WHAT IS REQUIRED: Every line holding the string "Kiinteistövero" should be gathered.

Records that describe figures

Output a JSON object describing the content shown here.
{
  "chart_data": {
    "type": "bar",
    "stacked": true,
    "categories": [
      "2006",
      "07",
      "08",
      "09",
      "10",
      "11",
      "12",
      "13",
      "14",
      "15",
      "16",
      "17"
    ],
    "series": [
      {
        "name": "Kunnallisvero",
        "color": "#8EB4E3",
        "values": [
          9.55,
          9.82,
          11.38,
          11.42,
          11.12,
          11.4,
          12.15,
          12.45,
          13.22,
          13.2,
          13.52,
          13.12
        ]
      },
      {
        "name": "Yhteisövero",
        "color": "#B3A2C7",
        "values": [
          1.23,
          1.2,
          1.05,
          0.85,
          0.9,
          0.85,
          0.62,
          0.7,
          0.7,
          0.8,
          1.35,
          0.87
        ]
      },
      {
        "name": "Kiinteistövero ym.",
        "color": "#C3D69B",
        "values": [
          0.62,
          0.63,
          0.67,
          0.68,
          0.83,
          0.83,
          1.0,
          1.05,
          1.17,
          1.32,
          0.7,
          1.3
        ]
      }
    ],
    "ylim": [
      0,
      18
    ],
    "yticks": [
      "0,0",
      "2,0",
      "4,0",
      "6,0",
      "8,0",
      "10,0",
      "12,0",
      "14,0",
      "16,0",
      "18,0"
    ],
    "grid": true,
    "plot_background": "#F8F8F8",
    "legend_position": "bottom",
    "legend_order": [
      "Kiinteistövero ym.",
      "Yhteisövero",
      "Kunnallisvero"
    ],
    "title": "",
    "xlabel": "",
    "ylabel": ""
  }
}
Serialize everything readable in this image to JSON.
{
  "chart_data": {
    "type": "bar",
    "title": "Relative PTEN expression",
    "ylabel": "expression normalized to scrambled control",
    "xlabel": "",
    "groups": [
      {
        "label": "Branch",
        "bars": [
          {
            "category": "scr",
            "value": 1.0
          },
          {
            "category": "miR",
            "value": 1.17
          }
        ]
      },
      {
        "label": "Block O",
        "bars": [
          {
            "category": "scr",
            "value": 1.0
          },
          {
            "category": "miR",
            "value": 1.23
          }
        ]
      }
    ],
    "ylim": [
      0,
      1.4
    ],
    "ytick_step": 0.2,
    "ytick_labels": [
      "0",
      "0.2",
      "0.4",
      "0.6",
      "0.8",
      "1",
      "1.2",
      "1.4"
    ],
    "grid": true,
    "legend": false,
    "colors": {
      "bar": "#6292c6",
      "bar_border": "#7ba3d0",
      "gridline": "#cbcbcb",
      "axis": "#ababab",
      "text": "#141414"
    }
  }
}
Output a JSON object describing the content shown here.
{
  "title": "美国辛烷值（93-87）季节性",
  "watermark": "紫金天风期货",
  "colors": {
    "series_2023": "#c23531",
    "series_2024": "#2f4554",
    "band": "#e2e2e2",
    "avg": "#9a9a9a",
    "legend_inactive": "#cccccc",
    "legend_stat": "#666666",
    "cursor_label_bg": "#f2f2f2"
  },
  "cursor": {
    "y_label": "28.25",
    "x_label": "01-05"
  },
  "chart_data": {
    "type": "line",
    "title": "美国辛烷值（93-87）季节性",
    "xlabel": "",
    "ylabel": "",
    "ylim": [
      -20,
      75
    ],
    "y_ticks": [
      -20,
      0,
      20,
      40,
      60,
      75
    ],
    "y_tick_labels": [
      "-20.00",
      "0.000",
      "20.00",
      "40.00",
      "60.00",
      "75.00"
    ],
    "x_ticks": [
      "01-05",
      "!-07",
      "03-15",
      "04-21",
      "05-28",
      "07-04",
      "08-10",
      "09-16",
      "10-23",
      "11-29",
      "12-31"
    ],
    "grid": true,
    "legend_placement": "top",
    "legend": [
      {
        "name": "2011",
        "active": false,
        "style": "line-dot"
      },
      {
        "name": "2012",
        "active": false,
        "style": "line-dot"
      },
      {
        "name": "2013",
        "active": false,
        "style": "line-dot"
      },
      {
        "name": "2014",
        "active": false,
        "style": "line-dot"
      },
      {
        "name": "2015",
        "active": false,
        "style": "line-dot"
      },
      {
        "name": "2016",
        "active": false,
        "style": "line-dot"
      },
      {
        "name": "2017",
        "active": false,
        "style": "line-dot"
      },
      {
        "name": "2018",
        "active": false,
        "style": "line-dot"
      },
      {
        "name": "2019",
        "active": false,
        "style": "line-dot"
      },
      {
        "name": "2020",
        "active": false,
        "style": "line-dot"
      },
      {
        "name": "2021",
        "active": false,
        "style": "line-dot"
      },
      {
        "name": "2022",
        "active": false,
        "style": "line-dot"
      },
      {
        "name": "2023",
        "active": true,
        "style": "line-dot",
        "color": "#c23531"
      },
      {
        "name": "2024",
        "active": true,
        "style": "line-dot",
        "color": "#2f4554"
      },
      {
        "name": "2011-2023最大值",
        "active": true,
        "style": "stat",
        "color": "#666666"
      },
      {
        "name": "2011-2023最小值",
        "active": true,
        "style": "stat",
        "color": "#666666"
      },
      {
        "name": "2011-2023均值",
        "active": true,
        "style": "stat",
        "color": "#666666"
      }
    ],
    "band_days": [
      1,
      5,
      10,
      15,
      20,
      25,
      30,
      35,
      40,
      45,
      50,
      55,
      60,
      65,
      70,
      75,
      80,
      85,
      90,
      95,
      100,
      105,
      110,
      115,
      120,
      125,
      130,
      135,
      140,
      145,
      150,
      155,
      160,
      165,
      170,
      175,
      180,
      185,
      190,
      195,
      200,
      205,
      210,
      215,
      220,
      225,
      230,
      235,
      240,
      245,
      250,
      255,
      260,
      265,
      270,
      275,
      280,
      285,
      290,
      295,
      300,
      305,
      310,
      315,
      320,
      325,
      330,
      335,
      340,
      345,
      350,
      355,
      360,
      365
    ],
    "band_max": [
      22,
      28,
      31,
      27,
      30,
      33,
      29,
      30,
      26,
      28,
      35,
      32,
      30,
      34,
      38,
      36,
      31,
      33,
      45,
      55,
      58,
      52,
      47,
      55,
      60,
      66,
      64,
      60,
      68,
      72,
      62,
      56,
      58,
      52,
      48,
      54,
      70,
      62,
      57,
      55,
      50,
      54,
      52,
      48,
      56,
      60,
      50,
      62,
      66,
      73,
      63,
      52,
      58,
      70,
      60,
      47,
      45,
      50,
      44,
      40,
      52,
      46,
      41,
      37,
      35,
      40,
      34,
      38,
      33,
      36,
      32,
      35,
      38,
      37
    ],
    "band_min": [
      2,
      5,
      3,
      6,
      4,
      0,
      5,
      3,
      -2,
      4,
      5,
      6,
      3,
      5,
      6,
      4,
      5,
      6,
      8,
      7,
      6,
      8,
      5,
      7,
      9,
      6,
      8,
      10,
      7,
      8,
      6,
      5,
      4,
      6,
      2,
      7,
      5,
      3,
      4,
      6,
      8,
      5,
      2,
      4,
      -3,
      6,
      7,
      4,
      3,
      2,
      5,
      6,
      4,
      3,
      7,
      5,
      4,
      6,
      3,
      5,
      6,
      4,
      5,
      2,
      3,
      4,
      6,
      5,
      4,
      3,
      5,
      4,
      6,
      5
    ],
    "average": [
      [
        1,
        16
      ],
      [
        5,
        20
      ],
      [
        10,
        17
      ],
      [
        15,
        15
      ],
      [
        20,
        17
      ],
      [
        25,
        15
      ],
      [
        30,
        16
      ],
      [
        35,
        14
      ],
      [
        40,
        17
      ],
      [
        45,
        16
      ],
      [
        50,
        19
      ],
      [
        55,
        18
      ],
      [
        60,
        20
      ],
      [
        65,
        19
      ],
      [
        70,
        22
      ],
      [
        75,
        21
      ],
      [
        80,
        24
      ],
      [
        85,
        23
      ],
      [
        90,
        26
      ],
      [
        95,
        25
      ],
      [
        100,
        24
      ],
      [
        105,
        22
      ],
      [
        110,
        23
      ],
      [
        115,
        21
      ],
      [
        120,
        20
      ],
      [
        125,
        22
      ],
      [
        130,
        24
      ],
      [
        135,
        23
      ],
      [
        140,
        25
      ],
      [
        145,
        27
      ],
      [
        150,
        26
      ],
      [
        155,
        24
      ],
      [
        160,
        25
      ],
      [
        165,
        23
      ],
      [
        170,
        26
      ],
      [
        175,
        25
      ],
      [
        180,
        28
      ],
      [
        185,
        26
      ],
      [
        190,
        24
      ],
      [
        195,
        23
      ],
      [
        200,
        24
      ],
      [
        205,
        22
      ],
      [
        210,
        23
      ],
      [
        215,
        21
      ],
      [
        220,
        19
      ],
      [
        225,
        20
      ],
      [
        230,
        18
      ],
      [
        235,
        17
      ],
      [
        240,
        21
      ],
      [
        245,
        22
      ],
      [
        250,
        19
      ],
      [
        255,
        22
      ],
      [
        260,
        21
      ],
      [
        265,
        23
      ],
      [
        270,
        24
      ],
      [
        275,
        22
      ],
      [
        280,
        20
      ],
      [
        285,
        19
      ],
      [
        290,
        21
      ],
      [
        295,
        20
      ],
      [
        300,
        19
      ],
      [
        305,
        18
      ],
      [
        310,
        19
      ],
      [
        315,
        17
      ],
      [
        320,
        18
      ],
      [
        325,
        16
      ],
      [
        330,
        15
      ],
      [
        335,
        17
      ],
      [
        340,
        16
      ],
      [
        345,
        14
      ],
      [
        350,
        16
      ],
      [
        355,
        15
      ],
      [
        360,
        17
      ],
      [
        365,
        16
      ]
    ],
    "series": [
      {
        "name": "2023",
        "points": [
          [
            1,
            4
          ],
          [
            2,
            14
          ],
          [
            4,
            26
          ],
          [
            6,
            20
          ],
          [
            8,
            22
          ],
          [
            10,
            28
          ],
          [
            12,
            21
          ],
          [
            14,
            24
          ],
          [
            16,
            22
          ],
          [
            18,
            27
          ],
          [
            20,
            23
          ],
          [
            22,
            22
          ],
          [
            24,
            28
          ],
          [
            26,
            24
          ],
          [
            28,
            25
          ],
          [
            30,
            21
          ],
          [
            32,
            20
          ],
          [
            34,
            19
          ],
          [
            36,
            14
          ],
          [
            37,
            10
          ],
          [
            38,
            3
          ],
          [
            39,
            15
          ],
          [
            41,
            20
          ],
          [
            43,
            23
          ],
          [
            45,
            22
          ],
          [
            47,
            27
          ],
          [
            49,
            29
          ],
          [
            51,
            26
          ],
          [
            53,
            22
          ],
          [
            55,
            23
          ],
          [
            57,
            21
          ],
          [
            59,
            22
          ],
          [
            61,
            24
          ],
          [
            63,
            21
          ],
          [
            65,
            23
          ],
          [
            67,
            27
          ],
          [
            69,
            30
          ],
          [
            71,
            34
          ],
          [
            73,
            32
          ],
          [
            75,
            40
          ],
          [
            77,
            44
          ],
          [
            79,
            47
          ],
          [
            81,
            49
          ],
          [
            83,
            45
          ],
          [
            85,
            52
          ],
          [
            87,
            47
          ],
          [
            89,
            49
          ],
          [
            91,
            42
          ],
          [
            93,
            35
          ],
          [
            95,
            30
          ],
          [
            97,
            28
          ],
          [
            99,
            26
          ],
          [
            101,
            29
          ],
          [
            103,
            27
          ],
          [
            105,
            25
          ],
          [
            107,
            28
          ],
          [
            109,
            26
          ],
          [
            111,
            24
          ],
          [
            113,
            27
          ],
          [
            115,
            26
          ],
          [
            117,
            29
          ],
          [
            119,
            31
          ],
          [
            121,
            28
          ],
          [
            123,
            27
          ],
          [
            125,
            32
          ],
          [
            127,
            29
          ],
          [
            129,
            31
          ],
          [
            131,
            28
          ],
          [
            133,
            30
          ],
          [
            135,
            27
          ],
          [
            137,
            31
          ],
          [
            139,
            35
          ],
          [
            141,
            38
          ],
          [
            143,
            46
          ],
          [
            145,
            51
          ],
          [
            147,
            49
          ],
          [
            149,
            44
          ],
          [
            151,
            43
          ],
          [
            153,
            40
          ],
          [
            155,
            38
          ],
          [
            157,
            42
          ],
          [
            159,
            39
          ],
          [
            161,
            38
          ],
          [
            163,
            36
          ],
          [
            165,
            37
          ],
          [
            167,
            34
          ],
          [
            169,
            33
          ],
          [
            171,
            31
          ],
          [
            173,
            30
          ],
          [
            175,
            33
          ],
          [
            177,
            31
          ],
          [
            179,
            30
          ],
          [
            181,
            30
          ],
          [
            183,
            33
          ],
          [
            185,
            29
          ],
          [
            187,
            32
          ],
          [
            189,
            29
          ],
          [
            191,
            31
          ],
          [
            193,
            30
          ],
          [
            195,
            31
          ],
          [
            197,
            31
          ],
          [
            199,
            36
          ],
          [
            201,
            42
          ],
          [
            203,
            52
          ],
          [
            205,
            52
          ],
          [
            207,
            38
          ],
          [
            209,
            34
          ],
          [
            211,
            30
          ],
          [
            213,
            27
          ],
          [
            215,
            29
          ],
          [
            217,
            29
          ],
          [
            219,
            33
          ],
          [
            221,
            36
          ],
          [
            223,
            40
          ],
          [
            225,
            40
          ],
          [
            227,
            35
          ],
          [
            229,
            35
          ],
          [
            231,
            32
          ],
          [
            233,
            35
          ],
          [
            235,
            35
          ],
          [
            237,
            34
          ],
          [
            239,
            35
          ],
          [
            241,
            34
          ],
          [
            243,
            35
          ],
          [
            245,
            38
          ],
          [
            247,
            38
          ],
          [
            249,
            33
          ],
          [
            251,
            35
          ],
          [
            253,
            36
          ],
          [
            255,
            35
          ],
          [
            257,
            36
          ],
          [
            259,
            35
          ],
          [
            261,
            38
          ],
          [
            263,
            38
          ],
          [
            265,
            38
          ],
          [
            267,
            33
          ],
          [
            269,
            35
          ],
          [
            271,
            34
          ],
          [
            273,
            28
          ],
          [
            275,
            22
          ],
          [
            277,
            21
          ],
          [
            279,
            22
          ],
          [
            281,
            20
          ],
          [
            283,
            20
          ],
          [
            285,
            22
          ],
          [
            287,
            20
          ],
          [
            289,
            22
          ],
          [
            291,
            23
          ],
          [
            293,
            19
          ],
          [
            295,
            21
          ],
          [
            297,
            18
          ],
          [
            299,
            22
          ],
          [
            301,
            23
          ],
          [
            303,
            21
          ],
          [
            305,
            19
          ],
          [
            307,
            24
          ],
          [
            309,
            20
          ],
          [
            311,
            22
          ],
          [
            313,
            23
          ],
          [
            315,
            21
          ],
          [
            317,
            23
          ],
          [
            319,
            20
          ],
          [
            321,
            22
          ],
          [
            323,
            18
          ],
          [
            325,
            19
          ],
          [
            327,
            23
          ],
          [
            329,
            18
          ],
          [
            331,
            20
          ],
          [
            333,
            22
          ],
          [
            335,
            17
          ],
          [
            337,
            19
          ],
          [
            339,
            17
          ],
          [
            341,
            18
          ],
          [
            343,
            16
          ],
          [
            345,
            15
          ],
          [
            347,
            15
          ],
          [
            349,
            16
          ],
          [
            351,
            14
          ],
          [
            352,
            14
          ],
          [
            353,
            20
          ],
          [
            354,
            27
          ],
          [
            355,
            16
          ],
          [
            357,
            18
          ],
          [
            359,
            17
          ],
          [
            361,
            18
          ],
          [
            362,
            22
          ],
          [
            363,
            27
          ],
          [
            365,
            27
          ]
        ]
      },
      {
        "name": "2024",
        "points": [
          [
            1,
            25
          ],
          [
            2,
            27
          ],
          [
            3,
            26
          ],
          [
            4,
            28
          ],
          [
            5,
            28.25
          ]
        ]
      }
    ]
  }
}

RESPONSE TO THE TASK:
        "name": "Kiinteistövero ym.",
      "Kiinteistövero ym.",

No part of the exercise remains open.